[EXERCISE MATERIALS start]

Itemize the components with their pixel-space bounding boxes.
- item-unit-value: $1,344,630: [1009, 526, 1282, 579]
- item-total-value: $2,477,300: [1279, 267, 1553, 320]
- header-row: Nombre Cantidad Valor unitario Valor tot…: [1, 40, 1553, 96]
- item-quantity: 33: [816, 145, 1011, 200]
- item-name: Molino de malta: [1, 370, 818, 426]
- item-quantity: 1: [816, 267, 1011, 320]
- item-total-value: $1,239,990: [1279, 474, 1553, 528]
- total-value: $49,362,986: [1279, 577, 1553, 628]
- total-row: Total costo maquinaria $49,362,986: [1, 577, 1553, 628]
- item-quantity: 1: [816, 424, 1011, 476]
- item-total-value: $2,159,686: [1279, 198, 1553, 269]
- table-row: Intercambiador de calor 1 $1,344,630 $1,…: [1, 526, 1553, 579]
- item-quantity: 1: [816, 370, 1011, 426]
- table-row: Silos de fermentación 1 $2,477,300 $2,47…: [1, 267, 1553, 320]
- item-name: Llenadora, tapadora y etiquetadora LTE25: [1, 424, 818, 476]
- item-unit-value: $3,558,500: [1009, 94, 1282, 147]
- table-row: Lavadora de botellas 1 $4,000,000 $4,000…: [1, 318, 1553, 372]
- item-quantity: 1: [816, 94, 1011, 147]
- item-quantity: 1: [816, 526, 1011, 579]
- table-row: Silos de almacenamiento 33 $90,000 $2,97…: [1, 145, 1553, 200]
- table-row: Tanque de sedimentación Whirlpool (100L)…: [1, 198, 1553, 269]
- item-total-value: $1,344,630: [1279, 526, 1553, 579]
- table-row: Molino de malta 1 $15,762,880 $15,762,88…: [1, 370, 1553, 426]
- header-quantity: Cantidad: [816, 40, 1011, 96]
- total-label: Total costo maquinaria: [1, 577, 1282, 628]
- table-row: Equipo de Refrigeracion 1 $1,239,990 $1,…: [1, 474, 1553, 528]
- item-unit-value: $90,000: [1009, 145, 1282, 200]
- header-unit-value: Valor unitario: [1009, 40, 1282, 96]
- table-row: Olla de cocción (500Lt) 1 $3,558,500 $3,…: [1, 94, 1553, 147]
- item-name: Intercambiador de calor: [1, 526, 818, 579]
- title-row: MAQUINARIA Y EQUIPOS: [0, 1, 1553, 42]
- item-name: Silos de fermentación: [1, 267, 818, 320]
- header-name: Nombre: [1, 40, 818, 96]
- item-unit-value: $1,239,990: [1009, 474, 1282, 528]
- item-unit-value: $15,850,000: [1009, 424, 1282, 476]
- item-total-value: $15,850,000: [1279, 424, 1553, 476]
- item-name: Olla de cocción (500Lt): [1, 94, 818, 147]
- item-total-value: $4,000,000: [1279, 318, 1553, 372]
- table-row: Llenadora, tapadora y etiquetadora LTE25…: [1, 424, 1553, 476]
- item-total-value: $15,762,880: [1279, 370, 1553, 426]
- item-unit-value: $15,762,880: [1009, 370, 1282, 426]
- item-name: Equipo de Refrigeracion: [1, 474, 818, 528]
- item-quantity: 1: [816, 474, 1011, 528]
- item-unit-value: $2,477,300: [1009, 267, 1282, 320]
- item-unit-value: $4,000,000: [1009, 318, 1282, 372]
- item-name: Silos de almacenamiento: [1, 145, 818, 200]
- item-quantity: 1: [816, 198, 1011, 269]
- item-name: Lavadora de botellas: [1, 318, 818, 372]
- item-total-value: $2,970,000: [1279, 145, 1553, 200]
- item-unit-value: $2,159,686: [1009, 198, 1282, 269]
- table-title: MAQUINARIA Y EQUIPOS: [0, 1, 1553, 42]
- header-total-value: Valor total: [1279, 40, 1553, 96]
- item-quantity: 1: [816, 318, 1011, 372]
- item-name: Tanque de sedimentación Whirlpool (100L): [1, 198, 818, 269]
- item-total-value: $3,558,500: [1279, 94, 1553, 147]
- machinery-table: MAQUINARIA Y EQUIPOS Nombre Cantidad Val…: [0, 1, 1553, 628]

[EXERCISE MATERIALS end]

» **DIRECTIVE**
Copy every line of the records above verbatim, with no changes.

» **EXERCISE ANSWER**
Itemize the components with their pixel-space bounding boxes.
- item-unit-value: $1,344,630: [1009, 526, 1282, 579]
- item-total-value: $2,477,300: [1279, 267, 1553, 320]
- header-row: Nombre Cantidad Valor unitario Valor tot…: [1, 40, 1553, 96]
- item-quantity: 33: [816, 145, 1011, 200]
- item-name: Molino de malta: [1, 370, 818, 426]
- item-quantity: 1: [816, 267, 1011, 320]
- item-total-value: $1,239,990: [1279, 474, 1553, 528]
- total-value: $49,362,986: [1279, 577, 1553, 628]
- total-row: Total costo maquinaria $49,362,986: [1, 577, 1553, 628]
- item-quantity: 1: [816, 424, 1011, 476]
- item-total-value: $2,159,686: [1279, 198, 1553, 269]
- table-row: Intercambiador de calor 1 $1,344,630 $1,…: [1, 526, 1553, 579]
- item-quantity: 1: [816, 370, 1011, 426]
- table-row: Silos de fermentación 1 $2,477,300 $2,47…: [1, 267, 1553, 320]
- item-name: Llenadora, tapadora y etiquetadora LTE25: [1, 424, 818, 476]
- item-unit-value: $3,558,500: [1009, 94, 1282, 147]
- table-row: Lavadora de botellas 1 $4,000,000 $4,000…: [1, 318, 1553, 372]
- item-quantity: 1: [816, 94, 1011, 147]
- item-quantity: 1: [816, 526, 1011, 579]
- table-row: Silos de almacenamiento 33 $90,000 $2,97…: [1, 145, 1553, 200]
- table-row: Tanque de sedimentación Whirlpool (100L)…: [1, 198, 1553, 269]
- item-total-value: $1,344,630: [1279, 526, 1553, 579]
- table-row: Molino de malta 1 $15,762,880 $15,762,88…: [1, 370, 1553, 426]
- header-quantity: Cantidad: [816, 40, 1011, 96]
- total-label: Total costo maquinaria: [1, 577, 1282, 628]
- table-row: Equipo de Refrigeracion 1 $1,239,990 $1,…: [1, 474, 1553, 528]
- item-unit-value: $90,000: [1009, 145, 1282, 200]
- header-unit-value: Valor unitario: [1009, 40, 1282, 96]
- table-row: Olla de cocción (500Lt) 1 $3,558,500 $3,…: [1, 94, 1553, 147]
- item-name: Intercambiador de calor: [1, 526, 818, 579]
- title-row: MAQUINARIA Y EQUIPOS: [0, 1, 1553, 42]
- item-name: Silos de fermentación: [1, 267, 818, 320]
- header-name: Nombre: [1, 40, 818, 96]
- item-unit-value: $1,239,990: [1009, 474, 1282, 528]
- item-unit-value: $15,850,000: [1009, 424, 1282, 476]
- item-total-value: $15,850,000: [1279, 424, 1553, 476]
- item-name: Olla de cocción (500Lt): [1, 94, 818, 147]
- item-total-value: $4,000,000: [1279, 318, 1553, 372]
- table-row: Llenadora, tapadora y etiquetadora LTE25…: [1, 424, 1553, 476]
- item-total-value: $15,762,880: [1279, 370, 1553, 426]
- item-unit-value: $15,762,880: [1009, 370, 1282, 426]
- item-name: Equipo de Refrigeracion: [1, 474, 818, 528]
- item-quantity: 1: [816, 474, 1011, 528]
- item-unit-value: $2,477,300: [1009, 267, 1282, 320]
- item-unit-value: $4,000,000: [1009, 318, 1282, 372]
- item-name: Silos de almacenamiento: [1, 145, 818, 200]
- item-quantity: 1: [816, 198, 1011, 269]
- item-name: Lavadora de botellas: [1, 318, 818, 372]
- item-total-value: $2,970,000: [1279, 145, 1553, 200]
- item-unit-value: $2,159,686: [1009, 198, 1282, 269]
- table-title: MAQUINARIA Y EQUIPOS: [0, 1, 1553, 42]
- header-total-value: Valor total: [1279, 40, 1553, 96]
- item-quantity: 1: [816, 318, 1011, 372]
- item-name: Tanque de sedimentación Whirlpool (100L): [1, 198, 818, 269]
- item-total-value: $3,558,500: [1279, 94, 1553, 147]
- machinery-table: MAQUINARIA Y EQUIPOS Nombre Cantidad Val…: [0, 1, 1553, 628]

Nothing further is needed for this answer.